Given task:
Select from the data all lines with the word "Daily".

Data records

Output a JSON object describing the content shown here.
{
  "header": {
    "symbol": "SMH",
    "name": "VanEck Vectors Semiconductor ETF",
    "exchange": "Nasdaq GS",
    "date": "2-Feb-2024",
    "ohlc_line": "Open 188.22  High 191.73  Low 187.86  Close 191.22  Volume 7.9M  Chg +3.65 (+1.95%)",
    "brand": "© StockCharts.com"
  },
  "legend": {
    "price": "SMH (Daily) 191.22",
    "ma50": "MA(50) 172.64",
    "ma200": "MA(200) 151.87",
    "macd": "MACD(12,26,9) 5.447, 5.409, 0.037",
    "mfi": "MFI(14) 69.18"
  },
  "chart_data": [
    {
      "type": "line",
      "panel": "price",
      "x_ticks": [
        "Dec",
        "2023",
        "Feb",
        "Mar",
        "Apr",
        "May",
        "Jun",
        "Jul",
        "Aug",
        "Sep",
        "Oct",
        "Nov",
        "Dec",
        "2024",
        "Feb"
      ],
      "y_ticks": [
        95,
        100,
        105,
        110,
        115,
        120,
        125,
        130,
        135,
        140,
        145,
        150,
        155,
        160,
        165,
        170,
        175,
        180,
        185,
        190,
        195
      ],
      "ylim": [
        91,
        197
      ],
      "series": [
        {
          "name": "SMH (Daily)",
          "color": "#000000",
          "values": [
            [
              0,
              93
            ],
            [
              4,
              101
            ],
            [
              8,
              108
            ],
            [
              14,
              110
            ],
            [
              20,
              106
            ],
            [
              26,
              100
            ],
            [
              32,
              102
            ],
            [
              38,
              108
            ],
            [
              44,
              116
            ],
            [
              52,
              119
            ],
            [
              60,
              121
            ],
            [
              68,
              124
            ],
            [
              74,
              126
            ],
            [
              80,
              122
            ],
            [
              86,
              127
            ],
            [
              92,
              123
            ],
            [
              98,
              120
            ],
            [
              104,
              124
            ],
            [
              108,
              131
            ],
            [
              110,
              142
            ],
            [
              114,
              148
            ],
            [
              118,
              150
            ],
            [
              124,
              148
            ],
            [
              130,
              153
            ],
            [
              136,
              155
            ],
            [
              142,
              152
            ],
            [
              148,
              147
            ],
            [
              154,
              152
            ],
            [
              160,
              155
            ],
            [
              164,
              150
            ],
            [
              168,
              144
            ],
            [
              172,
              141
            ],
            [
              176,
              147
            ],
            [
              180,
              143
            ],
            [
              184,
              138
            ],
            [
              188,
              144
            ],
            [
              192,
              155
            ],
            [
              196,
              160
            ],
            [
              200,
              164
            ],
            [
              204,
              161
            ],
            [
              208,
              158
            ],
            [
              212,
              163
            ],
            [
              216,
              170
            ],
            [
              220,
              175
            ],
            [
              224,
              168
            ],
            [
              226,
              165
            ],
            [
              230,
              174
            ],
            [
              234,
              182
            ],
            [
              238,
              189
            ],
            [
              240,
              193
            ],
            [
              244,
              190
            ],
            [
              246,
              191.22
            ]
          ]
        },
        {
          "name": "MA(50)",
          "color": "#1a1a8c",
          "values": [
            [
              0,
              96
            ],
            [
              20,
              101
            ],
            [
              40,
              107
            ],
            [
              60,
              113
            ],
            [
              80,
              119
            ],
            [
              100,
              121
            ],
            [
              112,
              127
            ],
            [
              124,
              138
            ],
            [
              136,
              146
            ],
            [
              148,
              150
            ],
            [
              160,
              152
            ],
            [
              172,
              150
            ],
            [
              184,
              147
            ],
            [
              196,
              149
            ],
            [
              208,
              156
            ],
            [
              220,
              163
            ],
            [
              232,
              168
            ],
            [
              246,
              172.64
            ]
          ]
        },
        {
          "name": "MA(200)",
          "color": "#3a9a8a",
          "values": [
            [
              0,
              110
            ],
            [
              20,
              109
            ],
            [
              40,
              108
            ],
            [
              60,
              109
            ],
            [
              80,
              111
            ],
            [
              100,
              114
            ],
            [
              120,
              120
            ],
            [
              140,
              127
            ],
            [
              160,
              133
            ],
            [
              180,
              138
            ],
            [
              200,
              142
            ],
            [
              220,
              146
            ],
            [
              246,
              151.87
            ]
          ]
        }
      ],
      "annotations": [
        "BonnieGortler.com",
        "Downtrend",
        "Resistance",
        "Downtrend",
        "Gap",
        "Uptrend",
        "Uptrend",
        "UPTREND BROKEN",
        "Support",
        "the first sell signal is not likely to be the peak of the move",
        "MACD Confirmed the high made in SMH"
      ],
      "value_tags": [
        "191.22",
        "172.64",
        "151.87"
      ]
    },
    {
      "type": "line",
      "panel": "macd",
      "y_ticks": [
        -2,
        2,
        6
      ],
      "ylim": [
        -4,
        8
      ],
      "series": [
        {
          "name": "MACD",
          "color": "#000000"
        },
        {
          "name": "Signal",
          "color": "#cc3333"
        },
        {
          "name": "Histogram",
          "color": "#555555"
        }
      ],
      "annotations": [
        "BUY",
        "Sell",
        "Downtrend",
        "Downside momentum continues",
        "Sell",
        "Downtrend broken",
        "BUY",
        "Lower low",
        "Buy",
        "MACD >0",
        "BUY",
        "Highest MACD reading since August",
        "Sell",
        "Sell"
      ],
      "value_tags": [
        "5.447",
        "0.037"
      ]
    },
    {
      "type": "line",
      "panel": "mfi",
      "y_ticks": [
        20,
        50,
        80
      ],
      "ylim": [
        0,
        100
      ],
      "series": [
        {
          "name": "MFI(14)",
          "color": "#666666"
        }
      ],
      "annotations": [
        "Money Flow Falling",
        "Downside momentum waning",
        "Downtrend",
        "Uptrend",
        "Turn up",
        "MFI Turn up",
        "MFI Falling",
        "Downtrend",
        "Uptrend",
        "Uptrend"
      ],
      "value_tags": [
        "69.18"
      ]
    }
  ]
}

Expected answer:
    "price": "SMH (Daily) 191.22",
          "name": "SMH (Daily)",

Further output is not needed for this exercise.